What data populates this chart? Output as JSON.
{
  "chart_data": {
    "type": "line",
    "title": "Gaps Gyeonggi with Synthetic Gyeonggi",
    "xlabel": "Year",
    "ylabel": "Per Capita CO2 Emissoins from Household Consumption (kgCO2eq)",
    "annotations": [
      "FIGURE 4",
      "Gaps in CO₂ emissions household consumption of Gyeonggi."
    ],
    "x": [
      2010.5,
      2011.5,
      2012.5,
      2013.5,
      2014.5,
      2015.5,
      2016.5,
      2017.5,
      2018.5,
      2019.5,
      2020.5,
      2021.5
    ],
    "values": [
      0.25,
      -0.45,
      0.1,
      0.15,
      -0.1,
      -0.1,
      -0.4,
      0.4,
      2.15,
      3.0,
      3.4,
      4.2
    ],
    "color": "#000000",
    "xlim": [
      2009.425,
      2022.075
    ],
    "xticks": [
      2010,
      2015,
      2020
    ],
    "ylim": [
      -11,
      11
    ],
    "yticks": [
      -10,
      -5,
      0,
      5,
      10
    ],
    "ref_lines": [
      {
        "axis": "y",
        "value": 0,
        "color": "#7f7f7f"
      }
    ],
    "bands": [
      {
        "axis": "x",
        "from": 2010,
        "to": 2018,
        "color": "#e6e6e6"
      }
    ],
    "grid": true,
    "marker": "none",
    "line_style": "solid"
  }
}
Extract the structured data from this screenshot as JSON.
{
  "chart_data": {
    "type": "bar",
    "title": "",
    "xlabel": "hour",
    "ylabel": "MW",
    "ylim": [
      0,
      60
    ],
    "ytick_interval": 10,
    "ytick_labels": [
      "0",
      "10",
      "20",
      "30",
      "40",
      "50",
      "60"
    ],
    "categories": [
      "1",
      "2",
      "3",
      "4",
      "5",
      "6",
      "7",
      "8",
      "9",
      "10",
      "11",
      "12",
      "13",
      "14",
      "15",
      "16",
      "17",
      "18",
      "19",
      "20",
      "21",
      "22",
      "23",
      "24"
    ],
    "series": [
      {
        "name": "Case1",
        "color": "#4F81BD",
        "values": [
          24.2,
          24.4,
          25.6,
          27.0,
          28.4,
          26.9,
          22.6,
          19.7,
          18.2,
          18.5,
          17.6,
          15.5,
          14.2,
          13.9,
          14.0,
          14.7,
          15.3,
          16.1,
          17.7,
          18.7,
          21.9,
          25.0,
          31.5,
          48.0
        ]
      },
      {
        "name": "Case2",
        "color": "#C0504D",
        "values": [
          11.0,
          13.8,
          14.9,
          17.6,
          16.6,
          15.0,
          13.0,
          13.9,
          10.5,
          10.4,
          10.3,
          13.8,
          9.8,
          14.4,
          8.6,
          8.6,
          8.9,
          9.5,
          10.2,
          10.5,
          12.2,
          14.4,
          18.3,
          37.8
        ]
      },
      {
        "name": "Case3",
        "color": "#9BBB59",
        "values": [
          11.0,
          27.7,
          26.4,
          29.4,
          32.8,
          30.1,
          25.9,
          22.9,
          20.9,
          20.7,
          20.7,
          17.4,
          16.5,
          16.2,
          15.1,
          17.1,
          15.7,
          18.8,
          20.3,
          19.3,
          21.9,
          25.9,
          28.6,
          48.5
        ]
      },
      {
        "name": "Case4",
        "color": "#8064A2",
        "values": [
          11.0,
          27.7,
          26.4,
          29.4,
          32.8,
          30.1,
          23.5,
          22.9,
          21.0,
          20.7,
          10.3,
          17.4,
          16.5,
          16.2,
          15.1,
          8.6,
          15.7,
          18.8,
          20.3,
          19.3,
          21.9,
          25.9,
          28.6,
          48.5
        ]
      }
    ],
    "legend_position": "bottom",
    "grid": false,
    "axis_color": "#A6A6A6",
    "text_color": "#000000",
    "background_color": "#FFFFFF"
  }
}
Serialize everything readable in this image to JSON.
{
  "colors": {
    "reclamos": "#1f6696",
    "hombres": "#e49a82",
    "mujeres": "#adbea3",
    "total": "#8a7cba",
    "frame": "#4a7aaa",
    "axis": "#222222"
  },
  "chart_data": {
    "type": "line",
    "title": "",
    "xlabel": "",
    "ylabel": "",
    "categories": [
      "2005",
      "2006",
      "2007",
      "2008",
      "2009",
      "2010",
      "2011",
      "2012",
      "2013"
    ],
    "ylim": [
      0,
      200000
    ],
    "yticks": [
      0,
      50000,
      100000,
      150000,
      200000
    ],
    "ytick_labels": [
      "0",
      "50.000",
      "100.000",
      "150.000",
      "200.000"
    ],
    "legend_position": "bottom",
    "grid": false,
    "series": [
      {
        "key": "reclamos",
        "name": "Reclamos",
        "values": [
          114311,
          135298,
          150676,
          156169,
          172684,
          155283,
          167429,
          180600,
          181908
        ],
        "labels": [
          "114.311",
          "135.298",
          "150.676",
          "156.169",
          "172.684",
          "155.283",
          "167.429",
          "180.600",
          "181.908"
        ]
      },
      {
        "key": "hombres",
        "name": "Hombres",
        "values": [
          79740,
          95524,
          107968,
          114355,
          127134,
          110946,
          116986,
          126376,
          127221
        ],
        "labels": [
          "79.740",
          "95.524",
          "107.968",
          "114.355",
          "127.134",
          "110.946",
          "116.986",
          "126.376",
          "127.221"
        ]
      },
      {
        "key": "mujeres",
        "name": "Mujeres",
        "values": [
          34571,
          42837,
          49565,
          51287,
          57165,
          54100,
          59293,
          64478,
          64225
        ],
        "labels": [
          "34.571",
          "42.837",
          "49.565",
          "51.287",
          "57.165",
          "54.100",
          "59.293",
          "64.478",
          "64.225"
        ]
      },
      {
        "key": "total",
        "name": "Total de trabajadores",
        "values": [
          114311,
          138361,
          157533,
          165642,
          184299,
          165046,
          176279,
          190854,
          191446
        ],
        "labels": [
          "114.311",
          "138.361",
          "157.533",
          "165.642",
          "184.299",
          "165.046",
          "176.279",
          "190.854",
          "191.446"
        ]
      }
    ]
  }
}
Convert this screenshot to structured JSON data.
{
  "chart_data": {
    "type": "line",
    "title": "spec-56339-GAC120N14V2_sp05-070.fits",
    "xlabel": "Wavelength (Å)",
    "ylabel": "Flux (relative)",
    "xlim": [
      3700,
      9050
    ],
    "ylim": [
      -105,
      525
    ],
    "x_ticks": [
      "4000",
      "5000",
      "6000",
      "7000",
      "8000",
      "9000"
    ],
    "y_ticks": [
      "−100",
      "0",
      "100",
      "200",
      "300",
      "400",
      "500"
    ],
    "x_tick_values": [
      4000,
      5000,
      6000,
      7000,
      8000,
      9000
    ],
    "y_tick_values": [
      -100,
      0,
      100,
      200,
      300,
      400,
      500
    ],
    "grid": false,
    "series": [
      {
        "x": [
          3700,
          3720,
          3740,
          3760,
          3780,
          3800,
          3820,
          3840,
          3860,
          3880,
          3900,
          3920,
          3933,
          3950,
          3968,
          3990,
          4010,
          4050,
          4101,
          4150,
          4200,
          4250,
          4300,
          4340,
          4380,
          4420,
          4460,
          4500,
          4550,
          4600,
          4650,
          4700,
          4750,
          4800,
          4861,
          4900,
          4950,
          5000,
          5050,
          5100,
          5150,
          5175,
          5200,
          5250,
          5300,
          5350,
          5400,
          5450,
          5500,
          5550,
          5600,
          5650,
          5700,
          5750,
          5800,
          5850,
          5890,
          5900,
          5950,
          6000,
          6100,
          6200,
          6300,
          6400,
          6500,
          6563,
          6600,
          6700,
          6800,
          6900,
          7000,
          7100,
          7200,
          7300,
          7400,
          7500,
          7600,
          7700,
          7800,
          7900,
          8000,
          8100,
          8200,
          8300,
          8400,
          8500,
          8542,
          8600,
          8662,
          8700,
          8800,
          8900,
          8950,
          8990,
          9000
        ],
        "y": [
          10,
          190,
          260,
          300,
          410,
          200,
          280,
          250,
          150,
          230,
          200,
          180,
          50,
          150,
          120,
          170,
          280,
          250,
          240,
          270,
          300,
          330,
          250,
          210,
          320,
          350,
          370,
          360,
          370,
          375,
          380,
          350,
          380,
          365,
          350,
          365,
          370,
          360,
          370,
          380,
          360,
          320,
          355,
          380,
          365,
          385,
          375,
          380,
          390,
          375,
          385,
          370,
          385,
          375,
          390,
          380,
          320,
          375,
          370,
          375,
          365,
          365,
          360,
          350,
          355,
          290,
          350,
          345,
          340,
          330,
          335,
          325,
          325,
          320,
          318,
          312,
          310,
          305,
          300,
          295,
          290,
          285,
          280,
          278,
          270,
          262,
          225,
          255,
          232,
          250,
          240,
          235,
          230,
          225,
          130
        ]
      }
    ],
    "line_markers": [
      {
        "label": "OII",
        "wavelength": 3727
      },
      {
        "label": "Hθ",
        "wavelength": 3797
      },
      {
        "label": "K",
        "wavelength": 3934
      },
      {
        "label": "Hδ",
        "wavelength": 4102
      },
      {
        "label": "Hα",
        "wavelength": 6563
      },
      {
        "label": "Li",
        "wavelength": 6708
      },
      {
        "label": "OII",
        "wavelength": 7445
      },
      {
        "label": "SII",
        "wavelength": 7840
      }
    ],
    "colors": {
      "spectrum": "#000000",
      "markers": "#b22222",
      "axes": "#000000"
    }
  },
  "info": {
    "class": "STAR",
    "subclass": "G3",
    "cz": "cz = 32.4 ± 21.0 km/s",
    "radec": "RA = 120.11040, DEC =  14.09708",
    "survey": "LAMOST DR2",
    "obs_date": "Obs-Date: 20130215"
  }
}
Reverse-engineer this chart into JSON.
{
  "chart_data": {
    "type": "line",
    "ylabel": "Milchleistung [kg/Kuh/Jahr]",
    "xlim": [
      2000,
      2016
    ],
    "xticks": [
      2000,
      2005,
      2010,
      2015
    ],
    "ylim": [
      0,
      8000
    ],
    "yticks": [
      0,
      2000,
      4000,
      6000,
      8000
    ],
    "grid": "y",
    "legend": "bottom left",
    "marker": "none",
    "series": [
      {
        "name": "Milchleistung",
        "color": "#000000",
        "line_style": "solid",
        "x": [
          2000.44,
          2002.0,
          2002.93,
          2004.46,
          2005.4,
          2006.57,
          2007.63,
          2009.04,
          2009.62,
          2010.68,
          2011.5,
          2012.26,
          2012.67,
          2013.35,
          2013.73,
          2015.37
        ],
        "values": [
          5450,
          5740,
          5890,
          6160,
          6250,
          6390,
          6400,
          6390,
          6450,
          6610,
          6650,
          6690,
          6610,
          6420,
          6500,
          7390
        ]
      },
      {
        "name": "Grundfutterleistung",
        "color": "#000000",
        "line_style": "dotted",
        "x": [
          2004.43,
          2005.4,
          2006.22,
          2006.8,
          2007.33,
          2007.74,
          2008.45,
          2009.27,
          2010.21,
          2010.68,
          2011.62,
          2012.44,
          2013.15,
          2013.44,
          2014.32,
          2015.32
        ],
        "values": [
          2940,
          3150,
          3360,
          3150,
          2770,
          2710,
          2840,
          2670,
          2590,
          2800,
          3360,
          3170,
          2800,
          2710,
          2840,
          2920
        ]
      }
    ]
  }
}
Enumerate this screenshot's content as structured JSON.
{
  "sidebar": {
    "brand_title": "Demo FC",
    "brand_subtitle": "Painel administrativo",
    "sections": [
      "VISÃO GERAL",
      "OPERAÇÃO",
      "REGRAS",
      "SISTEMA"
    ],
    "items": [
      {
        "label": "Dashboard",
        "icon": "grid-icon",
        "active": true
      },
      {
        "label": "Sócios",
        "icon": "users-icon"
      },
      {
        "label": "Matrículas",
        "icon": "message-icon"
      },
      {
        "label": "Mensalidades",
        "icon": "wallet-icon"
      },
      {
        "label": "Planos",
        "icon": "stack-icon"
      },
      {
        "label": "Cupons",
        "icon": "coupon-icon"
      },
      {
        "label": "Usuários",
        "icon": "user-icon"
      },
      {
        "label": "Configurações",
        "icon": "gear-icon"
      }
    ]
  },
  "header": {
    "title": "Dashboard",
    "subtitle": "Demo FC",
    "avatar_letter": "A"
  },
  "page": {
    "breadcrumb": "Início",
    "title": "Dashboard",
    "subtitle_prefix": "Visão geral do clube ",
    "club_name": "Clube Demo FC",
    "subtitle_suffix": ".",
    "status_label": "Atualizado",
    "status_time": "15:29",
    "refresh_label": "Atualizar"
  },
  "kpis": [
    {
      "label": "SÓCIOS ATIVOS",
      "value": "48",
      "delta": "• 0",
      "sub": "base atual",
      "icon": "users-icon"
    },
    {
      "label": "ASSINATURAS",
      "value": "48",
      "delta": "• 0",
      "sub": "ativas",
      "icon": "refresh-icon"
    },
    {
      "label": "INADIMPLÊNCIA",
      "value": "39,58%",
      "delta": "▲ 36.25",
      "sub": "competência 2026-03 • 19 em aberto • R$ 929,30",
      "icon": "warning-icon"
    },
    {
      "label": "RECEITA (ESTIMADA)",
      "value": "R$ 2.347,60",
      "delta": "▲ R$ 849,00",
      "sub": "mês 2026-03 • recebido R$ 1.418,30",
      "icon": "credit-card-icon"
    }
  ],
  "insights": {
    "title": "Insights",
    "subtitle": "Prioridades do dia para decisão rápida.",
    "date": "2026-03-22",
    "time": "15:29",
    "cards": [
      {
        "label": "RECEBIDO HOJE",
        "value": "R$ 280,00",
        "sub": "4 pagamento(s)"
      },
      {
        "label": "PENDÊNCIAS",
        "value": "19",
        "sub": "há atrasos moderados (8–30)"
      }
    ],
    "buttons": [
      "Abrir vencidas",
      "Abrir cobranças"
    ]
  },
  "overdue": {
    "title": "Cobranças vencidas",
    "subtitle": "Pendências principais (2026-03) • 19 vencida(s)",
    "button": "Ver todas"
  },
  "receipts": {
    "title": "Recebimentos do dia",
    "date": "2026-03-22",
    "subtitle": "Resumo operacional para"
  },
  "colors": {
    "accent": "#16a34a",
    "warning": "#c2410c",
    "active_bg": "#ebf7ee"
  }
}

━━━━

Work instructions: Of the lines above, how many contain the string "icon"? Only the number is required.

Full answer: 12